Raw records:

>>>>>

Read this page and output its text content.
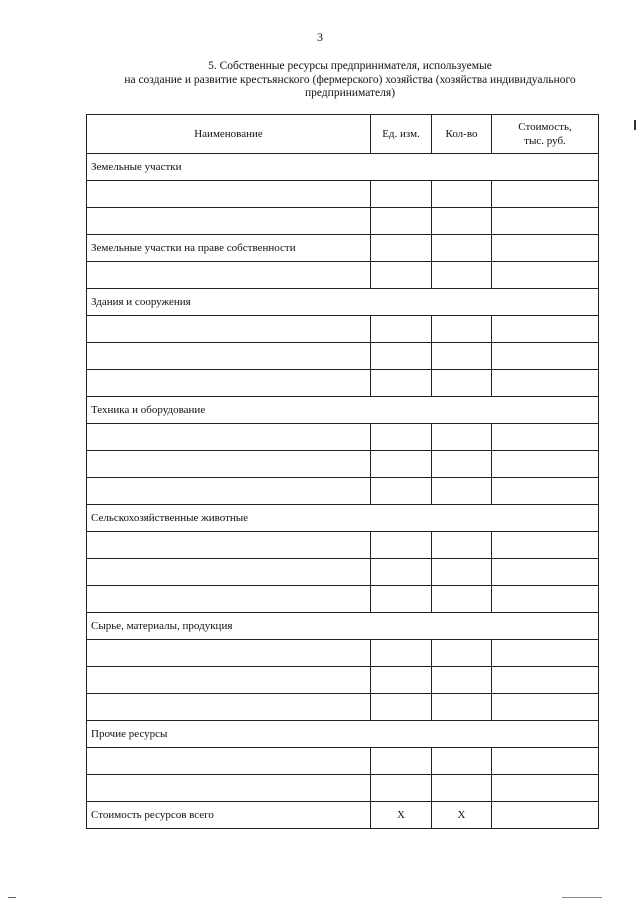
3
5. Собственные ресурсы предпринимателя, используемые
на создание и развитие крестьянского (фермерского) хозяйства (хозяйства индивидуального
предпринимателя)
Наименование	Ед. изм.	Кол-во	Стоимость,
тыс. руб.

Земельные участки			

Земельные участки на праве собственности			

Здания и сооружения			

Техника и оборудование			

Сельскохозяйственные животные			

Сырье, материалы, продукция			

Прочие ресурсы			

Стоимость ресурсов всего	Х	Х	
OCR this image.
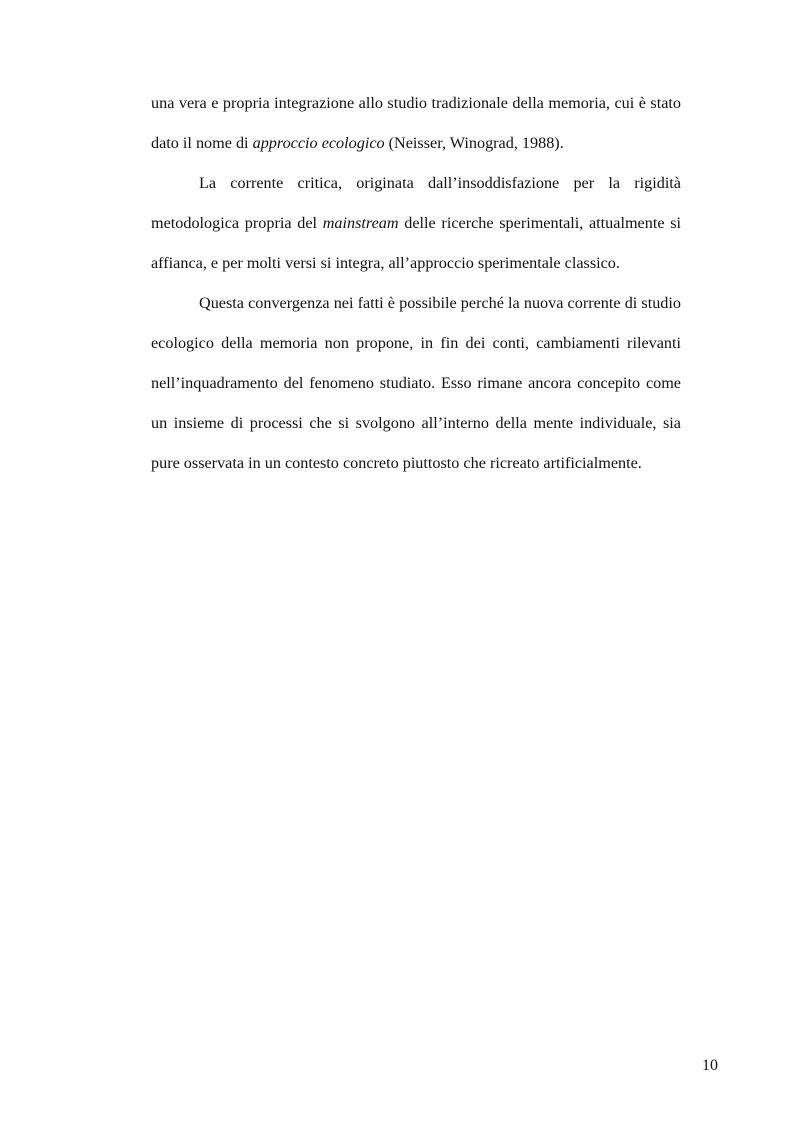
una vera e propria integrazione allo studio tradizionale della memoria, cui è stato dato il nome di approccio ecologico (Neisser, Winograd, 1988).

La corrente critica, originata dall’insoddisfazione per la rigidità metodologica propria del mainstream delle ricerche sperimentali, attualmente si affianca, e per molti versi si integra, all’approccio sperimentale classico.

Questa convergenza nei fatti è possibile perché la nuova corrente di studio ecologico della memoria non propone, in fin dei conti, cambiamenti rilevanti nell’inquadramento del fenomeno studiato. Esso rimane ancora concepito come un insieme di processi che si svolgono all’interno della mente individuale, sia pure osservata in un contesto concreto piuttosto che ricreato artificialmente.

10
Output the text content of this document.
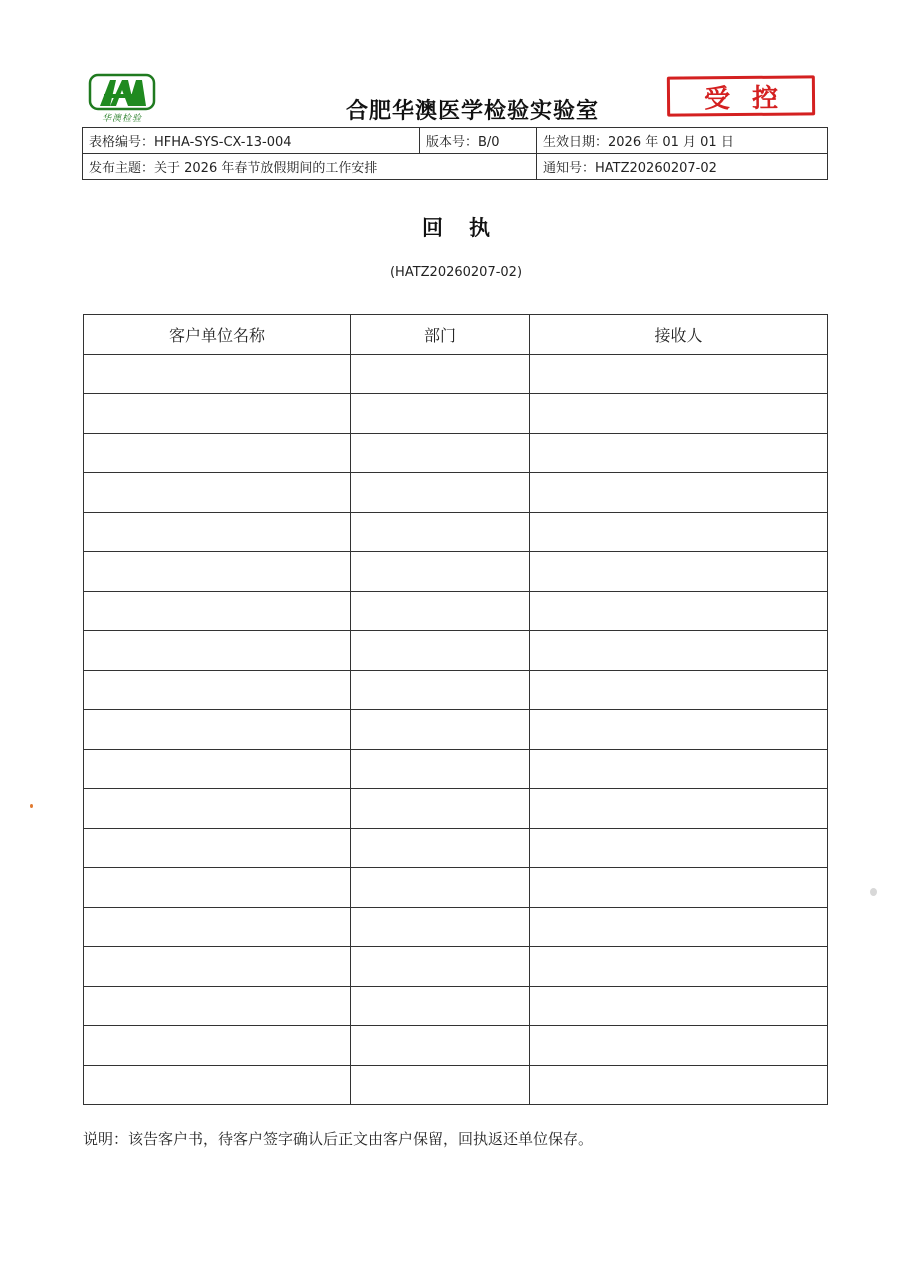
华澳检验	合肥华澳医学检验实验室	受控
表格编号：HFHA-SYS-CX-13-004	版本号：B/0	生效日期：2026 年 01 月 01 日
发布主题：关于 2026 年春节放假期间的工作安排		通知号：HATZ20260207-02
回执
(HATZ20260207-02)
客户单位名称	部门	接收人

说明：该告客户书，待客户签字确认后正文由客户保留，回执返还单位保存。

<<<<<

The request: Copy the material above exactly and drop the pictures.

Answer to this problem:
Read this page and output its text content.
3
5. Собственные ресурсы предпринимателя, используемые
на создание и развитие крестьянского (фермерского) хозяйства (хозяйства индивидуального
предпринимателя)
Наименование	Ед. изм.	Кол-во	Стоимость,
тыс. руб.

Земельные участки			

Земельные участки на праве собственности			

Здания и сооружения			

Техника и оборудование			

Сельскохозяйственные животные			

Сырье, материалы, продукция			

Прочие ресурсы			

Стоимость ресурсов всего	Х	Х	
OCR this image.
una vera e propria integrazione allo studio tradizionale della memoria, cui è stato dato il nome di approccio ecologico (Neisser, Winograd, 1988).

La corrente critica, originata dall’insoddisfazione per la rigidità metodologica propria del mainstream delle ricerche sperimentali, attualmente si affianca, e per molti versi si integra, all’approccio sperimentale classico.

Questa convergenza nei fatti è possibile perché la nuova corrente di studio ecologico della memoria non propone, in fin dei conti, cambiamenti rilevanti nell’inquadramento del fenomeno studiato. Esso rimane ancora concepito come un insieme di processi che si svolgono all’interno della mente individuale, sia pure osservata in un contesto concreto piuttosto che ricreato artificialmente.

10
Output the text content of this document.
华澳检验	合肥华澳医学检验实验室	受控
表格编号：HFHA-SYS-CX-13-004	版本号：B/0	生效日期：2026 年 01 月 01 日
发布主题：关于 2026 年春节放假期间的工作安排		通知号：HATZ20260207-02
回执
(HATZ20260207-02)
客户单位名称	部门	接收人

说明：该告客户书，待客户签字确认后正文由客户保留，回执返还单位保存。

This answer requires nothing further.